### What is being asked
In the material below, the lines containing the word "Output" are required; copy each of them.

- - - - - - -

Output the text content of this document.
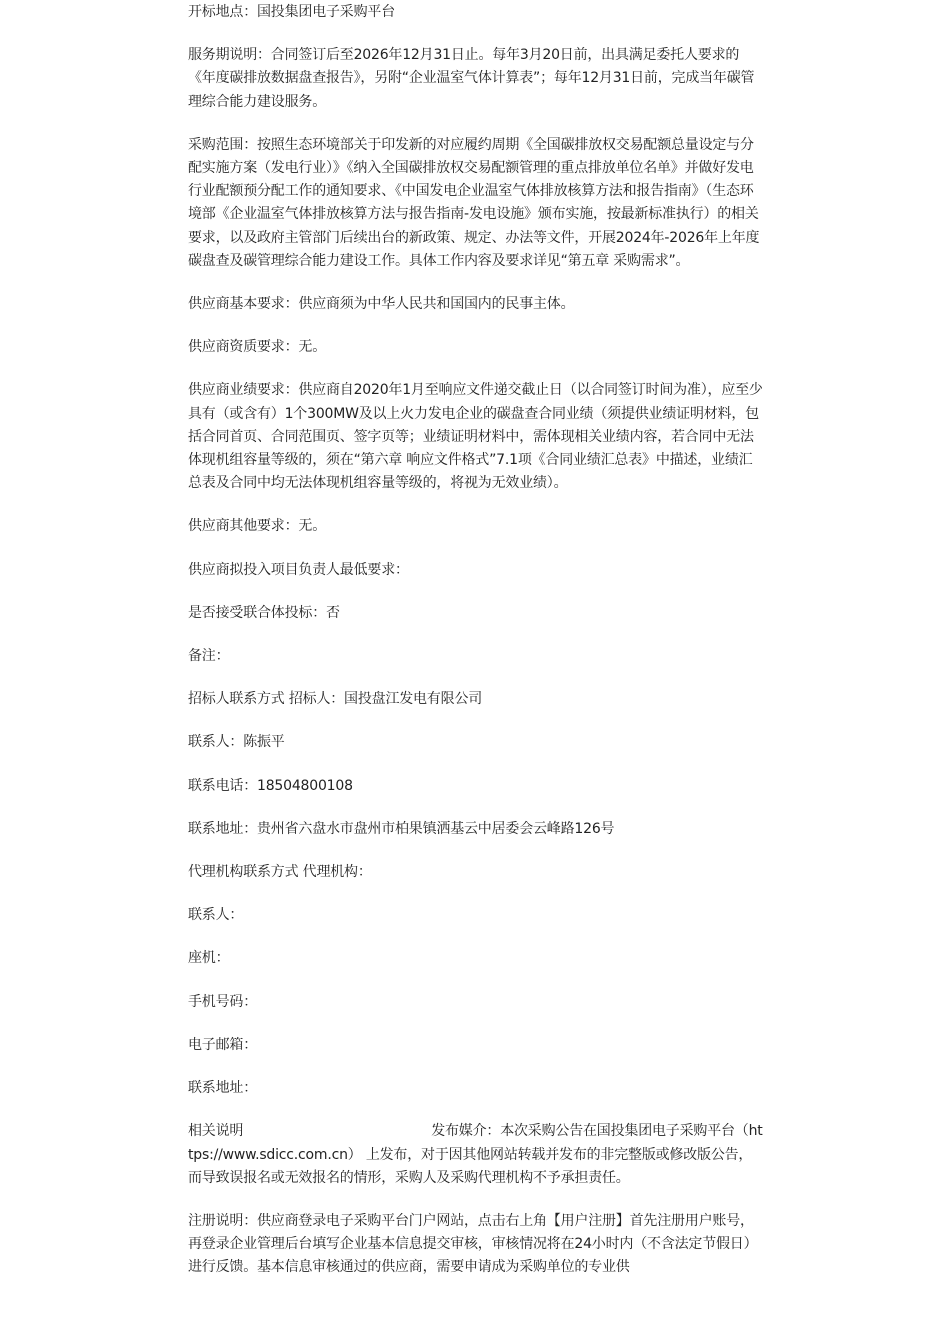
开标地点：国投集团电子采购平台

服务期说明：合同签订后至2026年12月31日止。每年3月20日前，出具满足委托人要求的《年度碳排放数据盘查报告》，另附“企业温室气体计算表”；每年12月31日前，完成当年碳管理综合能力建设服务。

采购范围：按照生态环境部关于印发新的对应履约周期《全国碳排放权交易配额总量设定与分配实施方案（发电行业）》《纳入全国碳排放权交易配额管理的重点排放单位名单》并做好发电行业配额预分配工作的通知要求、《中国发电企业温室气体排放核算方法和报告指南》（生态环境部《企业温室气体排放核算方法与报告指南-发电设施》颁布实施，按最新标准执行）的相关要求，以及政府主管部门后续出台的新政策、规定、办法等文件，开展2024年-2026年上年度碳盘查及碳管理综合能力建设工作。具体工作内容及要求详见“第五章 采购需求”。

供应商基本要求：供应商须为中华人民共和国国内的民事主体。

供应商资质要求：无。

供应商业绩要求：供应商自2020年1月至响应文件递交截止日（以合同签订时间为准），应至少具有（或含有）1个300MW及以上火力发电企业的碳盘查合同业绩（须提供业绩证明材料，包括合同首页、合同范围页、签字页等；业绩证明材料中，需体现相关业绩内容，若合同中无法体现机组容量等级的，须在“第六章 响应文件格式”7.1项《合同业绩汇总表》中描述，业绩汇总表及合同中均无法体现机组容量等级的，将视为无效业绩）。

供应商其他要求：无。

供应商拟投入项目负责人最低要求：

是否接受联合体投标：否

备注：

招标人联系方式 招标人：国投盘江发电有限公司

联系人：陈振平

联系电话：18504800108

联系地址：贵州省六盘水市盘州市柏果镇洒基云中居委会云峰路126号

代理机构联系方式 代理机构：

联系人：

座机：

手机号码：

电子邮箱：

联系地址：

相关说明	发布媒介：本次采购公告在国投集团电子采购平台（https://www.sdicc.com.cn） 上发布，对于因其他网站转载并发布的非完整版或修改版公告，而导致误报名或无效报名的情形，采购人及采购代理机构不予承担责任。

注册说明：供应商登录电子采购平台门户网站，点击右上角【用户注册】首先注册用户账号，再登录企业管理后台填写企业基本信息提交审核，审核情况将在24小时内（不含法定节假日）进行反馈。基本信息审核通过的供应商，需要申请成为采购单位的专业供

- - - - - - -

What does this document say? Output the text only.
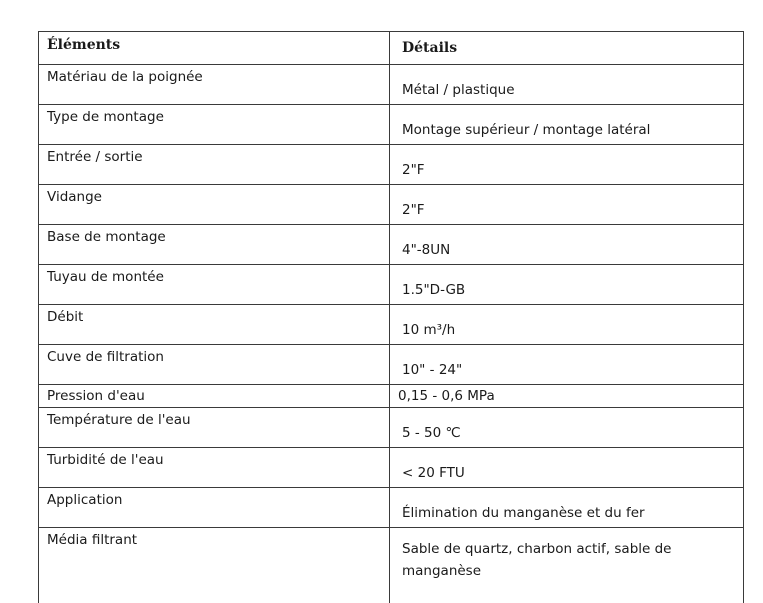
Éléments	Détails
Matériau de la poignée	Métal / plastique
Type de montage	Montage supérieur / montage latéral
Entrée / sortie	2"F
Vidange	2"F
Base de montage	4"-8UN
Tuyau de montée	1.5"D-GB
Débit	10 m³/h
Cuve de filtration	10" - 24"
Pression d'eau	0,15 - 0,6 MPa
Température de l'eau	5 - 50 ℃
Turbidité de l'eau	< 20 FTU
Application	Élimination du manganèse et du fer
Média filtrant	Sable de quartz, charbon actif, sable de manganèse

- - - - - - -

### Response to this exercise
Output the text content of this document.
What does this document say? Output the text only.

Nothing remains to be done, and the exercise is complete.